*Given instruction*. In the records below, find each line containing the word "that" and copy it.

* Begin Entries *

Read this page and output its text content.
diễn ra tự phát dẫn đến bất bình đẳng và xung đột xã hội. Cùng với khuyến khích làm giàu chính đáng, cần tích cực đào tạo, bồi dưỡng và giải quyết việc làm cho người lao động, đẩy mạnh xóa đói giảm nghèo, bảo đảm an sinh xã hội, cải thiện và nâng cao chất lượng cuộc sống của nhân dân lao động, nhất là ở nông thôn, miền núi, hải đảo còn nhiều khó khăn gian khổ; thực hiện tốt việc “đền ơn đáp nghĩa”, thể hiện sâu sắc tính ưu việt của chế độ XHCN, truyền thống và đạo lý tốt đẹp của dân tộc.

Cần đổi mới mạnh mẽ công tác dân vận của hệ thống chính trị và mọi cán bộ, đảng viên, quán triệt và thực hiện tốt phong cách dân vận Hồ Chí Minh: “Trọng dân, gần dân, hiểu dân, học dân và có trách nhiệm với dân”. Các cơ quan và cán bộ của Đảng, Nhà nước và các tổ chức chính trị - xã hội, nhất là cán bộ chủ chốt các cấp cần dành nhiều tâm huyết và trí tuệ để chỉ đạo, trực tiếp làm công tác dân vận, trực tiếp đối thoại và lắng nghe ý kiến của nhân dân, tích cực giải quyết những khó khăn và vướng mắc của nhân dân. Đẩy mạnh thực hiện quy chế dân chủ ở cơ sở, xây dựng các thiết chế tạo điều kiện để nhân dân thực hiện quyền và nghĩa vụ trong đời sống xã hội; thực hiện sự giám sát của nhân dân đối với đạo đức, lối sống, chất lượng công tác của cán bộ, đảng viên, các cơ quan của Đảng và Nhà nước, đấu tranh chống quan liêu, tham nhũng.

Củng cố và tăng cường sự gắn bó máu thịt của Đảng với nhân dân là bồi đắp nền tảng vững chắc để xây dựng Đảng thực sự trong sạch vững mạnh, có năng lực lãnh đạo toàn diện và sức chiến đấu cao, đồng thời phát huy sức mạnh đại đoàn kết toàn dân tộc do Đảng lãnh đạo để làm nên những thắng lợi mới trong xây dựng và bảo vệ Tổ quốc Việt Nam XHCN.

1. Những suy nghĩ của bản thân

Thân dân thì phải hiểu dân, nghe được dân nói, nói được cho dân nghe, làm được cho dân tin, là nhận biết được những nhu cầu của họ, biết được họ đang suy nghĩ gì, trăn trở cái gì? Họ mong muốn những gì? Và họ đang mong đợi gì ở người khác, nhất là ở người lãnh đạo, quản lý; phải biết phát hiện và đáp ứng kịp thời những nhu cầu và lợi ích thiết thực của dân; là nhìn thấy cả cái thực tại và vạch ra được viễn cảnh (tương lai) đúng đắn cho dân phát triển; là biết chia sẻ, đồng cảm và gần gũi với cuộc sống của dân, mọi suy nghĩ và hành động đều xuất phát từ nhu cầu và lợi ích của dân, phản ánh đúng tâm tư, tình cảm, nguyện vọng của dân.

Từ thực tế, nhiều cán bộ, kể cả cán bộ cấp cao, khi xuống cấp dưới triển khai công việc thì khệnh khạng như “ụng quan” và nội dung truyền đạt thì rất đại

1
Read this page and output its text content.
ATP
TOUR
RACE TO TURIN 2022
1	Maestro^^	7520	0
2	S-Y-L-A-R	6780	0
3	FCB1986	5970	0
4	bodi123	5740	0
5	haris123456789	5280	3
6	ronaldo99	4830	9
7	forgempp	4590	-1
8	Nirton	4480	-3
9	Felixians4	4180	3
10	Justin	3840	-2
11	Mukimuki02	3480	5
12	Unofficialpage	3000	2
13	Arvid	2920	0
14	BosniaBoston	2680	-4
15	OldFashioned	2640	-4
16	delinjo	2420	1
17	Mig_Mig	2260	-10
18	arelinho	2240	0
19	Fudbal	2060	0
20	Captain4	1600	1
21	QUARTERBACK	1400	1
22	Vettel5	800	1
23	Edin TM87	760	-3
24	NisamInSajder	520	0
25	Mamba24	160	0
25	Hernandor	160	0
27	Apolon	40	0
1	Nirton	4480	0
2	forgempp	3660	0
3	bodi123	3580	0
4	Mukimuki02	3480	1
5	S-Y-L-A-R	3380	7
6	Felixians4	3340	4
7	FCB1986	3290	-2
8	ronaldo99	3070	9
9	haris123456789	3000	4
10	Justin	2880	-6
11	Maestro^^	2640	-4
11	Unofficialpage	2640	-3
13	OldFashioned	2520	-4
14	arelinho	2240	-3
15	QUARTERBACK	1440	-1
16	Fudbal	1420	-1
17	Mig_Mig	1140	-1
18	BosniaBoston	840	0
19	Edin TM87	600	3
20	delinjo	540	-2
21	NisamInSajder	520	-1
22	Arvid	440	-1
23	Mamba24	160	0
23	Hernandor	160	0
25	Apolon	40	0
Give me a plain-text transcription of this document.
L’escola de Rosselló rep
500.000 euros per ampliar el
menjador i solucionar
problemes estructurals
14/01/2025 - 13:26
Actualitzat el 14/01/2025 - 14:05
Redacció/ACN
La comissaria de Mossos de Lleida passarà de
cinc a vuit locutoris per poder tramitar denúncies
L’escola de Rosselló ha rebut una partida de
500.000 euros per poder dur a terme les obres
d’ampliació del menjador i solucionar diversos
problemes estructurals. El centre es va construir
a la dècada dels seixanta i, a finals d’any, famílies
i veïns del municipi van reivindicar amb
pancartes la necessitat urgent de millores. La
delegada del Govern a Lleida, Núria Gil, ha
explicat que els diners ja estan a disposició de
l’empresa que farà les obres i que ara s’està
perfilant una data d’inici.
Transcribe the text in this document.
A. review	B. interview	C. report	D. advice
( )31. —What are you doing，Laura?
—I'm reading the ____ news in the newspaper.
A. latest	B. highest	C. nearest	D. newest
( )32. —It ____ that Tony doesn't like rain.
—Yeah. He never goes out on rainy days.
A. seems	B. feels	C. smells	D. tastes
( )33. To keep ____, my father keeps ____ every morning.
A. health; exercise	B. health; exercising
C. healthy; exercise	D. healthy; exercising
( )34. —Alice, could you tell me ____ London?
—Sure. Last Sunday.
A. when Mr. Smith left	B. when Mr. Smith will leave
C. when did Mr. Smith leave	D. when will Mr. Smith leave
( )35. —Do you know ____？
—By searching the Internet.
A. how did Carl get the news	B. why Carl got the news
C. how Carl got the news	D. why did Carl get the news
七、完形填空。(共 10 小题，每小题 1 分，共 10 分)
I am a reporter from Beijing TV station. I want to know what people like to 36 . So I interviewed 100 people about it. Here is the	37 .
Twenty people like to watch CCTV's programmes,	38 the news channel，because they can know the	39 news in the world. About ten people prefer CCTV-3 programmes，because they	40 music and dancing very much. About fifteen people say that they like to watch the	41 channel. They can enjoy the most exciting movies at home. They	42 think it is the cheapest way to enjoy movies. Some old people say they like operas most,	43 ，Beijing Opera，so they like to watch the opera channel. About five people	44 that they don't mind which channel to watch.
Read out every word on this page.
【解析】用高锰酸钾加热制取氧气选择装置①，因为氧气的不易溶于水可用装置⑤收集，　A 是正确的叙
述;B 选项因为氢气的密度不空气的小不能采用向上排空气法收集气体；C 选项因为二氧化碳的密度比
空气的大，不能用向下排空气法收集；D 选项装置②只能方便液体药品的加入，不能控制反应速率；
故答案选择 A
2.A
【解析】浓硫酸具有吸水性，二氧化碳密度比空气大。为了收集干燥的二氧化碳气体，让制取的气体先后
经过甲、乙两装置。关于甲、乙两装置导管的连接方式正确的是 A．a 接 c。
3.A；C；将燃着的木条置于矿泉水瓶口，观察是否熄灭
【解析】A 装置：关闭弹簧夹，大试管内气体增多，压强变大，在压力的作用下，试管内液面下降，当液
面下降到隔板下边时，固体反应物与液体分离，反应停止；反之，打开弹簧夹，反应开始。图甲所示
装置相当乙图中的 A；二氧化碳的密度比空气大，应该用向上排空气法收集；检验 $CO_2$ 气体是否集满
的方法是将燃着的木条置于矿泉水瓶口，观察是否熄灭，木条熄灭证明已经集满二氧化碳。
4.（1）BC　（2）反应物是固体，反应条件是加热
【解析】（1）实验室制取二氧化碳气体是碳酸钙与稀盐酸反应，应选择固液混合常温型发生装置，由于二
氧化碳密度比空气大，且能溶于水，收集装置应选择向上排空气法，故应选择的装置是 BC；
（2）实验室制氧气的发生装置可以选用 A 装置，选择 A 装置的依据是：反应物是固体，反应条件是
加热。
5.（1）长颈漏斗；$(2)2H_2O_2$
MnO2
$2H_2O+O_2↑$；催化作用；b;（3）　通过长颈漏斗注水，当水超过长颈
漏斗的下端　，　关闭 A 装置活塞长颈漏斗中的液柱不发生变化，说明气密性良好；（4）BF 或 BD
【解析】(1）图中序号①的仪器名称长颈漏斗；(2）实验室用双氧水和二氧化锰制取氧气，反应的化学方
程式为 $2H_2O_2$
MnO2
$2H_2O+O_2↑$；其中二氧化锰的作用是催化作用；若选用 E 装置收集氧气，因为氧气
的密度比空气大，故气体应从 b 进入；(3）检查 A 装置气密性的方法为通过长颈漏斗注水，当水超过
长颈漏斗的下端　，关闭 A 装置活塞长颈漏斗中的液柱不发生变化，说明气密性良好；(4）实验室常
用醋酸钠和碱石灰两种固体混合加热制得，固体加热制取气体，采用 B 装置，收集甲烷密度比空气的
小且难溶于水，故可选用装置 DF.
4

* End Entries *

*Solved problem*.
( )32. —It ____ that Tony doesn't like rain.
Twenty people like to watch CCTV's programmes,	38 the news channel，because they can know the	39 news in the world. About ten people prefer CCTV-3 programmes，because they	40 music and dancing very much. About fifteen people say that they like to watch the	41 channel. They can enjoy the most exciting movies at home. They	42 think it is the cheapest way to enjoy movies. Some old people say they like operas most,	43 ，Beijing Opera，so they like to watch the opera channel. About five people	44 that they don't mind which channel to watch.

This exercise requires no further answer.